● CHALLENGE
Pick out each line in these entries that contains the string "Colosseum".

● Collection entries
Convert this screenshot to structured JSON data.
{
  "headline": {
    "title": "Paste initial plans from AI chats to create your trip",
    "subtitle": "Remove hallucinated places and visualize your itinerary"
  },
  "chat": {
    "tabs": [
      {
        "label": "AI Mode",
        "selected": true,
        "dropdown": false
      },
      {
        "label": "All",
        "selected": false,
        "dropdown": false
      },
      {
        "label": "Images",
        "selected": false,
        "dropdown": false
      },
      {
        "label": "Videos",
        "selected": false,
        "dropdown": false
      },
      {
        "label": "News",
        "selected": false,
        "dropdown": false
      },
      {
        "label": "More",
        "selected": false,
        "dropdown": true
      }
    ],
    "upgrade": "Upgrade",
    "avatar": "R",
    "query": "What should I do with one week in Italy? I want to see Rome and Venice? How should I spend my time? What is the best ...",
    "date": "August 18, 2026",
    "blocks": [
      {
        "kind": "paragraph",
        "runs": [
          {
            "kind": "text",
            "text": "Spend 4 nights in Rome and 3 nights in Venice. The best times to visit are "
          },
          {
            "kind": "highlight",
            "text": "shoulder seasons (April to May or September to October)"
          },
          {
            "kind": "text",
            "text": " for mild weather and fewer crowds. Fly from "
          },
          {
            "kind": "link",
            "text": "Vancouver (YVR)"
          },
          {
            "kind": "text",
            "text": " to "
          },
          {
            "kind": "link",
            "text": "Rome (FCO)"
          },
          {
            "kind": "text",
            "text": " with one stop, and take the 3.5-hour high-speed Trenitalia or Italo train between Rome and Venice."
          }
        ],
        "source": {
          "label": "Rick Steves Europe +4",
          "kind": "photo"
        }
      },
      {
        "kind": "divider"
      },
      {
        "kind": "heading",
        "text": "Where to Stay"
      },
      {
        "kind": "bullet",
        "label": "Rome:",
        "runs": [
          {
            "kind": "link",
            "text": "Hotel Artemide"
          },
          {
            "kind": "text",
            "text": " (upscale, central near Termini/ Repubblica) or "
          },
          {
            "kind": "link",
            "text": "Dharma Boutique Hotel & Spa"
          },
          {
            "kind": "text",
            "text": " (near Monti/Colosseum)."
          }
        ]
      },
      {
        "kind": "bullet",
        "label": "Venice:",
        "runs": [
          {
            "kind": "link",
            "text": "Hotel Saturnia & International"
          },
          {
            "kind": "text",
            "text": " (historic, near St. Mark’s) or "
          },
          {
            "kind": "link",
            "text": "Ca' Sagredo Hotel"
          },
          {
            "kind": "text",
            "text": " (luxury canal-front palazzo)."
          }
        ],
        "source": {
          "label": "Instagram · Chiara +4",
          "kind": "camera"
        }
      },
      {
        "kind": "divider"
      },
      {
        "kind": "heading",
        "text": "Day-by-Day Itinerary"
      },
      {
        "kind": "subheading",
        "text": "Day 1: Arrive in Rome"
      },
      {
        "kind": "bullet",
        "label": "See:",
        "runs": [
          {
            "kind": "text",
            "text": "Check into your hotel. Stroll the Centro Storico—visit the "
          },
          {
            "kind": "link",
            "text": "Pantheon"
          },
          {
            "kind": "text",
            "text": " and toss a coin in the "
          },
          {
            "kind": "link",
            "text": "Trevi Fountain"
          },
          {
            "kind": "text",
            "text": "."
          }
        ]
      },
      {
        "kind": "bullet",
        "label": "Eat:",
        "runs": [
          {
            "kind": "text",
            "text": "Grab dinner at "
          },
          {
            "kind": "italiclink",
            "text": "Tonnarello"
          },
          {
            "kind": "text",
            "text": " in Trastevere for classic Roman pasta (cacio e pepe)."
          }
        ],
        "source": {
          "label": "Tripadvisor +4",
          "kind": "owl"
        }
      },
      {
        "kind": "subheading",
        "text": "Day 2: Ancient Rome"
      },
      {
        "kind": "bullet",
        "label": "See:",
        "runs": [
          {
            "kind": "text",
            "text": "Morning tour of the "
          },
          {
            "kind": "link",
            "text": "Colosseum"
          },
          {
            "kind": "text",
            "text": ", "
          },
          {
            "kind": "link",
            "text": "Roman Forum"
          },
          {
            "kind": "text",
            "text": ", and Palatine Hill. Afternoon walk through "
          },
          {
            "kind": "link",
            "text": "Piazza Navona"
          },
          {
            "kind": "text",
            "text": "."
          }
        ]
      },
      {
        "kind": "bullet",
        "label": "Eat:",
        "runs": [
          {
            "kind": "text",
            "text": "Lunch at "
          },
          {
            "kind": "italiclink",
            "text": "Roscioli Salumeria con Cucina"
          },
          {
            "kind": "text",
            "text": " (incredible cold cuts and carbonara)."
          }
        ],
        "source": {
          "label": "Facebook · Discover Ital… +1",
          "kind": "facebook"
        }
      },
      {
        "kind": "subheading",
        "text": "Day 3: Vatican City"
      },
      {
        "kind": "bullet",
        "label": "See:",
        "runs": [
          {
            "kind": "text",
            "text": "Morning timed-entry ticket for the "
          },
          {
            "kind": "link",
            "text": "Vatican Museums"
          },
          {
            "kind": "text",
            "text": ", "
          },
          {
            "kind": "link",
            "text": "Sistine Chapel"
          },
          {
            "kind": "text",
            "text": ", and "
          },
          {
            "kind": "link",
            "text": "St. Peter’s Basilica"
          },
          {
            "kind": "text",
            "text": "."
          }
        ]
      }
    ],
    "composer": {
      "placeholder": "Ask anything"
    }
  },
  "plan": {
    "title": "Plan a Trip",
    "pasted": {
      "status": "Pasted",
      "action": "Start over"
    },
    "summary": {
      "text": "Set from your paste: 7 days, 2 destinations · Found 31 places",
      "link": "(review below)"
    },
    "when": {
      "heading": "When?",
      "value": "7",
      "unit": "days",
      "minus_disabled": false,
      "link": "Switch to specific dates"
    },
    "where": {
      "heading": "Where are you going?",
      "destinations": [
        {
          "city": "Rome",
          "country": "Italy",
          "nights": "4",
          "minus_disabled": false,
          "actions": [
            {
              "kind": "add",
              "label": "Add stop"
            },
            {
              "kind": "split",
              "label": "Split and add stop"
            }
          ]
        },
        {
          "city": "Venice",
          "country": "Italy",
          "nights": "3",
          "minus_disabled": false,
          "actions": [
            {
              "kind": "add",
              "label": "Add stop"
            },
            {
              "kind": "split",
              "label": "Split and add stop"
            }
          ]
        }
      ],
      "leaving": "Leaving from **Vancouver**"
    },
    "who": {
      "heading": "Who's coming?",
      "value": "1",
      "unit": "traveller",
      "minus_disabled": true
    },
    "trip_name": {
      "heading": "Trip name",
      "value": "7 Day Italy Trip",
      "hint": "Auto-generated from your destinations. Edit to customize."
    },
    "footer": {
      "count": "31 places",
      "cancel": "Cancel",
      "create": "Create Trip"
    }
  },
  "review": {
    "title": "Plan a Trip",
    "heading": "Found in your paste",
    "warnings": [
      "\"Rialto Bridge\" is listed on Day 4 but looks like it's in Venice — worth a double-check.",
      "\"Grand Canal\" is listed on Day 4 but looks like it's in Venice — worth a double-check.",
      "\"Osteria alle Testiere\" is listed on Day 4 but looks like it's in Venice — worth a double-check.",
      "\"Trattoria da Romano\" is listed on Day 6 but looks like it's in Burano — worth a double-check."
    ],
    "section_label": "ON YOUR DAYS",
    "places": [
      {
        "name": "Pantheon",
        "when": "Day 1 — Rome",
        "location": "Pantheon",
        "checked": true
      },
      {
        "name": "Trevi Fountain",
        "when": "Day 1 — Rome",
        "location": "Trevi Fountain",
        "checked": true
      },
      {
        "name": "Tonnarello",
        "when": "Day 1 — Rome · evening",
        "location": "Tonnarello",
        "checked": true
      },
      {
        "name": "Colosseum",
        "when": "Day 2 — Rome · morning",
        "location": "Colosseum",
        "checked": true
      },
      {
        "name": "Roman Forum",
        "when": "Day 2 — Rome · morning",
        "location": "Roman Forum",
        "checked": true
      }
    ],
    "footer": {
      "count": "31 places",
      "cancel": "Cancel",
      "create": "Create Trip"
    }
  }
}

● OUTPUT OF THE TASK
            "text": " (near Monti/Colosseum)."
            "text": "Colosseum"
        "name": "Colosseum",
        "location": "Colosseum",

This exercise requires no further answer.